* Given problem A *
Please copy everything in the post on capital and socialism from "Similarly, for the" down to "the Gotha Programme.".

* Source *
+ + + + + + +
Wednesday, 3 June 2020

How Capital Produces Capitalists and Capitalism, and Then Socialism - Part 11 of 13

Lenin said if you take the economic content provided by monopoly capitalism and “a Soviet state, that is, a proletarian state, (and) you will have the sum total of the conditions necessary for socialism” However, this is not quite true, as the experience in Russia itself demonstrated. The state is an executive body, it acts as the executive committee of the ruling-class, but the class itself can never act as the state, nor can it act to directly supervise and control its actions. That is clear under conditions of Bonapartism. The bourgeoisie did not resort to fascism out of choice, but necessity, and the cost of doing so was that it lost its means of direct control over the state, which is usually exerted via the regime of bourgeois democracy. Bourgeois democracy is the favoured regime of the bourgeoisie, and keeps it firmly in control, precisely because it reflects the hegemony of bourgeois ideas in society as a whole. It is a reflection of the hegemony of the bourgeoisie in society, manifest in its day to day control over all aspects of that society. 

Similarly, for the working-class to exert such hegemony, and thereby to be able to operate via a system of workers democracy to control and supervise the actions of a workers state, it too must exercise day to day control over all aspects of life. As a minimum, it must exert democratic control over all of the socialised capital, in the same way it does over the worker owned cooperatives. This self-government, and self-activity by workers is the basic element of exerting this social hegemony. 

The idea that socialism could be constructed simply on the basis of these huge monopolies, but simply under the aegis of a Workers' State, was rejected by Marx, in the Critique of the Gotha Programme. 

“Instead of arising from the revolutionary process of transformation of society, the "socialist organisation of the total labour" "arises" from the "state aid" that the state gives to the producers' co-operative societies and which the state, not the workers, "calls into being". It is worthy of Lassalle's imagination that with state loans one can build a new society just as well as a new railway!.. 

That the workers desire to establish the conditions for co-operative production on a social scale, and first of all on a national scale, in their own country, only means that they are working to revolutionise the present conditions of production, and it has nothing in common with the foundation of co-operative societies with state aid. But as far as the present co-operative societies are concerned, they are of value only insofar as they are the independent creations of the workers and not protégés either of the governments or of the bourgeois.”
+ + + + + + +
Stored records
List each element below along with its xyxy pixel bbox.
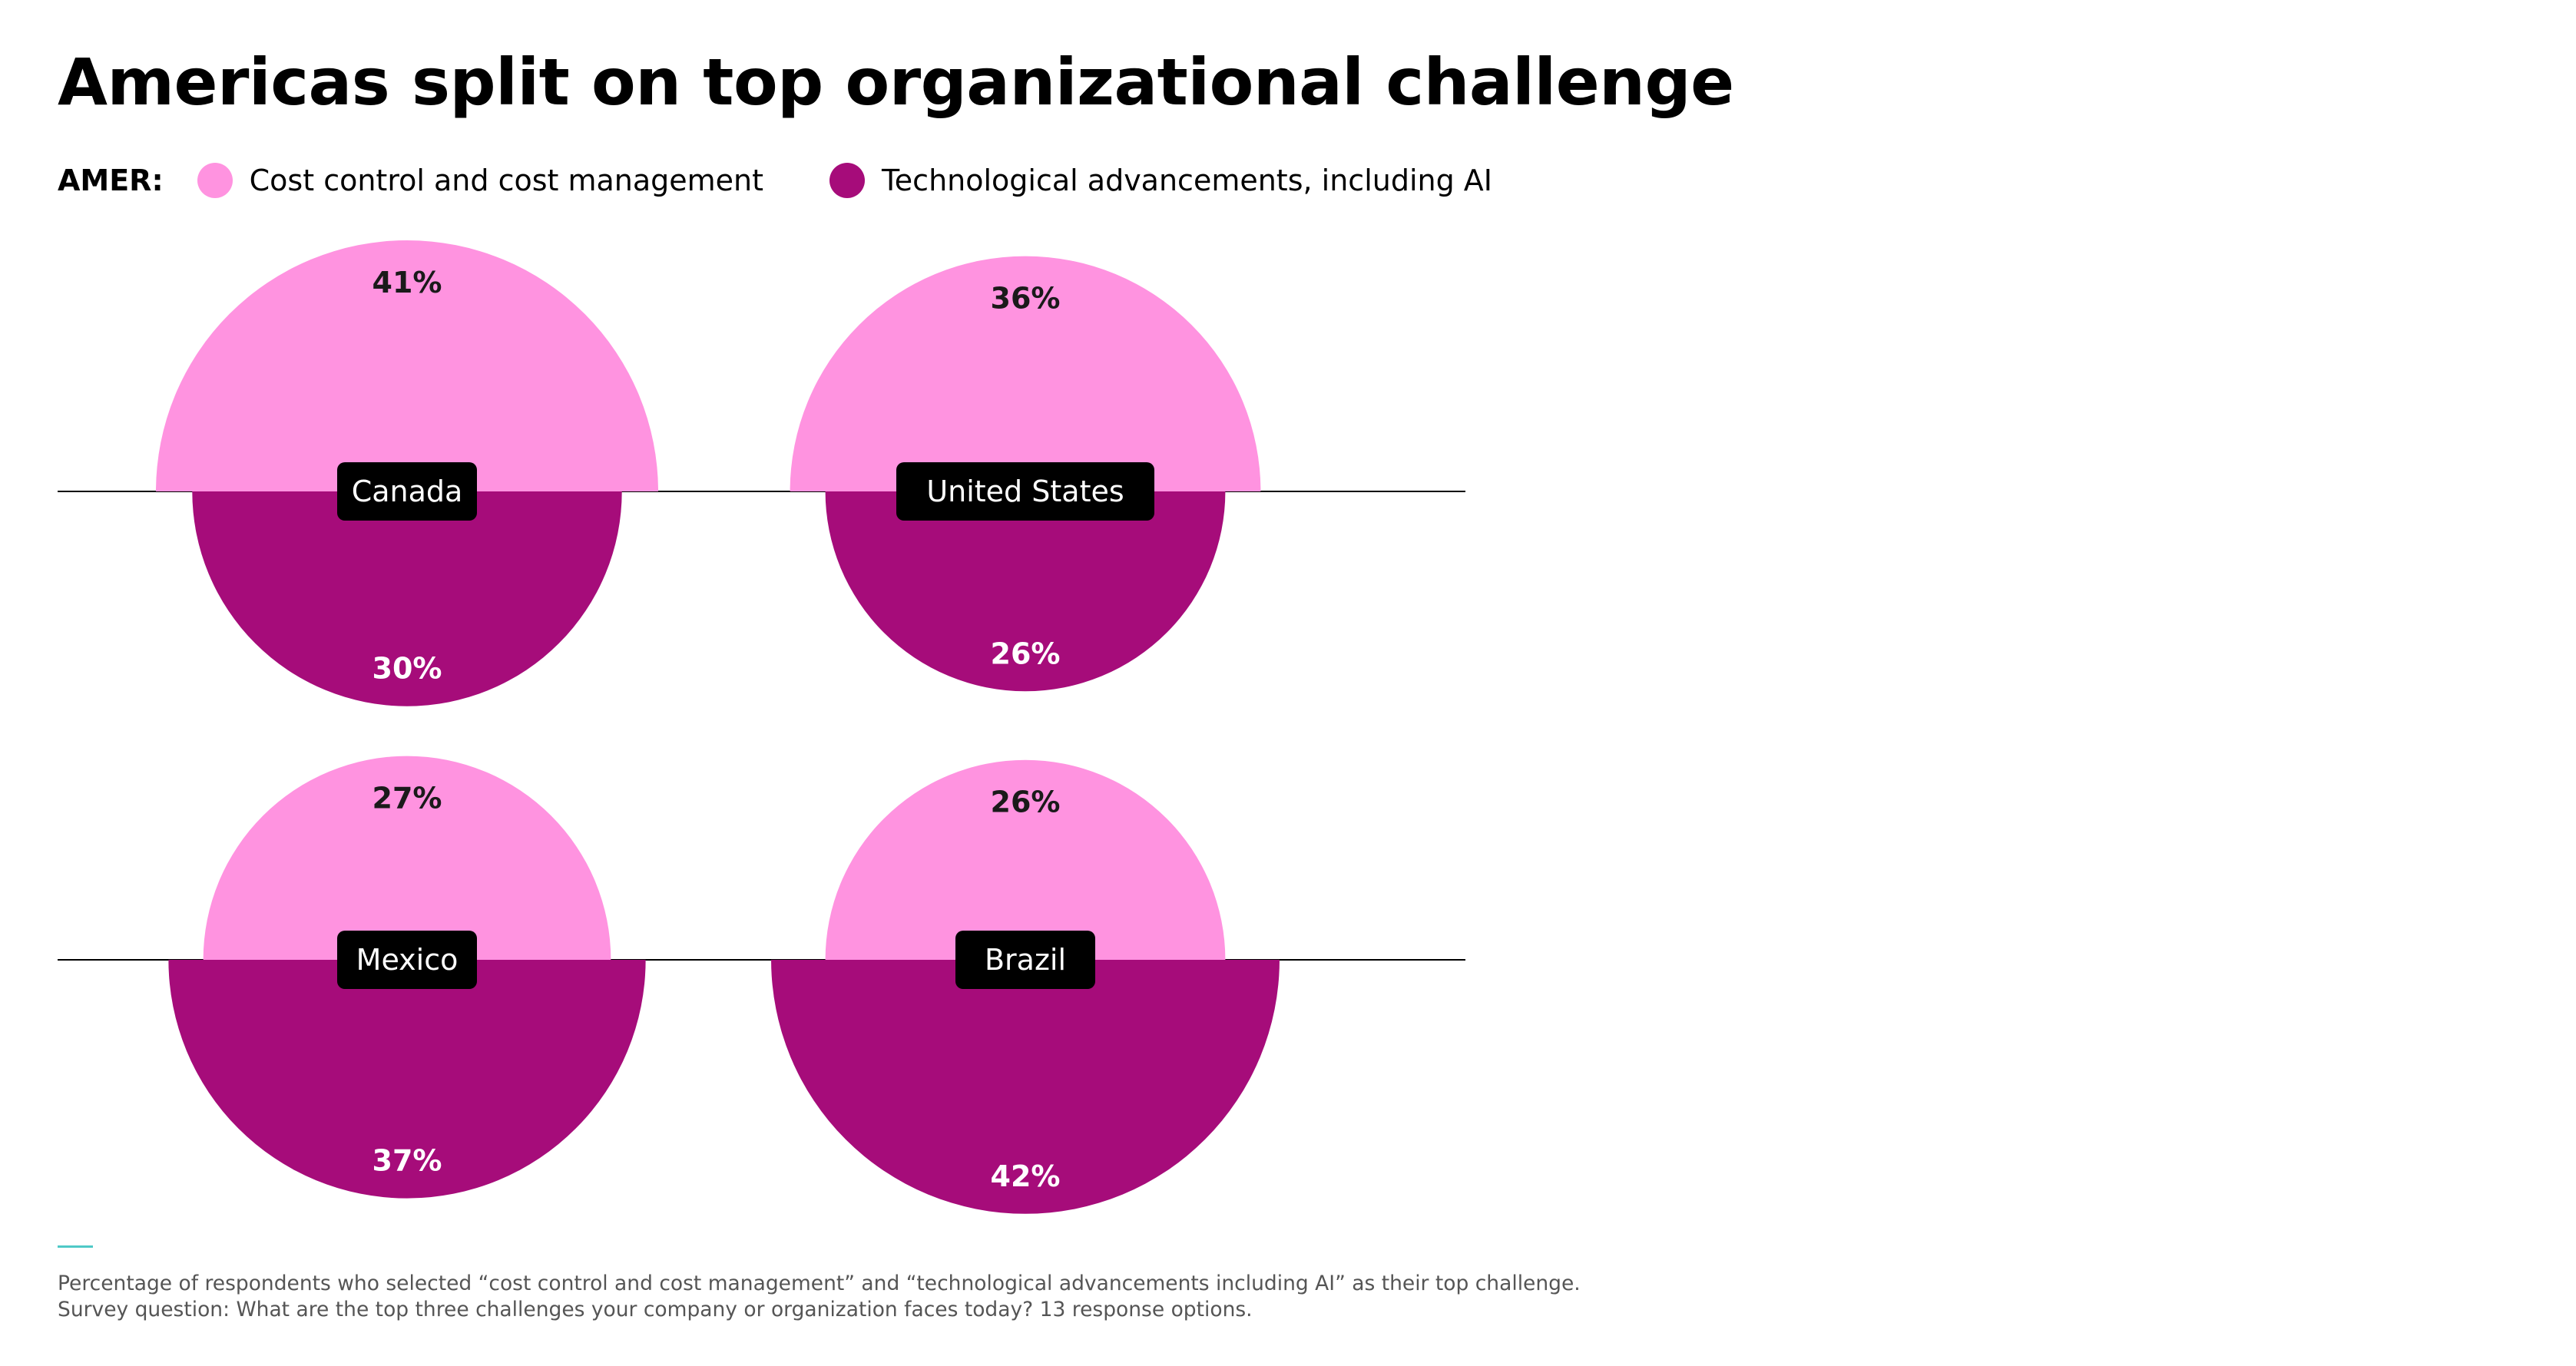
footnote-line-1: Percentage of respondents who selected “…: [58, 1272, 1581, 1295]
category-pill-united-states: [896, 462, 1154, 521]
legend-item-technology: Technological advancements, including AI: [829, 163, 1492, 198]
legend-label-technology: Technological advancements, including AI: [882, 164, 1493, 197]
footnote-line-2: Survey question: What are the top three …: [58, 1298, 1253, 1321]
accent-rule: [58, 1245, 93, 1248]
semicircle-brazil-technology: [771, 960, 1280, 1214]
semicircle-united-states-technology: [825, 491, 1226, 692]
value-label-brazil-cost-control: 26%: [991, 786, 1061, 819]
value-label-canada-technology: 30%: [372, 652, 442, 686]
legend-swatch-technology: [829, 163, 866, 198]
legend-item-cost-control: Cost control and cost management: [197, 163, 763, 198]
semicircle-brazil-cost-control: [825, 759, 1226, 960]
category-label-canada: Canada: [352, 475, 463, 508]
semicircle-canada-technology: [192, 491, 622, 706]
footnote: Percentage of respondents who selected “…: [58, 1271, 1581, 1323]
category-pill-canada: [337, 462, 477, 521]
legend-swatch-cost-control: [197, 163, 233, 198]
category-label-mexico: Mexico: [356, 943, 459, 977]
category-pill-mexico: [337, 931, 477, 989]
semicircle-united-states-cost-control: [790, 256, 1261, 491]
category-pill-brazil: [955, 931, 1095, 989]
semicircle-canada-cost-control: [156, 240, 658, 491]
value-label-canada-cost-control: 41%: [372, 266, 442, 299]
legend: AMER: Cost control and cost management T…: [58, 157, 1558, 203]
value-label-brazil-technology: 42%: [991, 1159, 1061, 1193]
value-label-united-states-technology: 26%: [991, 637, 1061, 670]
semicircle-mexico-technology: [168, 960, 646, 1199]
value-label-mexico-technology: 37%: [372, 1144, 442, 1178]
category-label-brazil: Brazil: [985, 943, 1066, 977]
value-label-united-states-cost-control: 36%: [991, 282, 1061, 316]
chart-title: Americas split on top organizational cha…: [58, 45, 1734, 120]
value-label-mexico-cost-control: 27%: [372, 782, 442, 815]
legend-prefix: AMER:: [58, 164, 164, 197]
semicircle-mexico-cost-control: [203, 756, 611, 960]
category-label-united-states: United States: [926, 475, 1124, 508]
legend-label-cost-control: Cost control and cost management: [249, 164, 764, 197]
+ + + + + + +
* Given problem B *
In the listing, change "semicircle" to "arc" throughout everything from the line containing "footnote-line-1: Percentage of" down to the line containing "value-label-brazil-technology: 42%: [991, 1159, 1061, 1193]", and return only those lines with nothing else altered.

* Written answer A *
Similarly, for the working-class to exert such hegemony, and thereby to be able to operate via a system of workers democracy to control and supervise the actions of a workers state, it too must exercise day to day control over all aspects of life. As a minimum, it must exert democratic control over all of the socialised capital, in the same way it does over the worker owned cooperatives. This self-government, and self-activity by workers is the basic element of exerting this social hegemony. 

The idea that socialism could be constructed simply on the basis of these huge monopolies, but simply under the aegis of a Workers' State, was rejected by Marx, in the Critique of the Gotha Programme.

* Written answer B *
footnote-line-1: Percentage of respondents who selected “…: [58, 1272, 1581, 1295]
category-pill-united-states: [896, 462, 1154, 521]
legend-item-technology: Technological advancements, including AI: [829, 163, 1492, 198]
legend-label-technology: Technological advancements, including AI: [882, 164, 1493, 197]
footnote-line-2: Survey question: What are the top three …: [58, 1298, 1253, 1321]
accent-rule: [58, 1245, 93, 1248]
arc-brazil-technology: [771, 960, 1280, 1214]
arc-united-states-technology: [825, 491, 1226, 692]
value-label-brazil-cost-control: 26%: [991, 786, 1061, 819]
value-label-canada-technology: 30%: [372, 652, 442, 686]
legend-swatch-technology: [829, 163, 866, 198]
legend-item-cost-control: Cost control and cost management: [197, 163, 763, 198]
arc-brazil-cost-control: [825, 759, 1226, 960]
category-label-canada: Canada: [352, 475, 463, 508]
arc-canada-technology: [192, 491, 622, 706]
footnote: Percentage of respondents who selected “…: [58, 1271, 1581, 1323]
category-pill-canada: [337, 462, 477, 521]
legend-swatch-cost-control: [197, 163, 233, 198]
category-label-mexico: Mexico: [356, 943, 459, 977]
category-pill-mexico: [337, 931, 477, 989]
arc-united-states-cost-control: [790, 256, 1261, 491]
category-pill-brazil: [955, 931, 1095, 989]
arc-canada-cost-control: [156, 240, 658, 491]
value-label-canada-cost-control: 41%: [372, 266, 442, 299]
legend: AMER: Cost control and cost management T…: [58, 157, 1558, 203]
value-label-brazil-technology: 42%: [991, 1159, 1061, 1193]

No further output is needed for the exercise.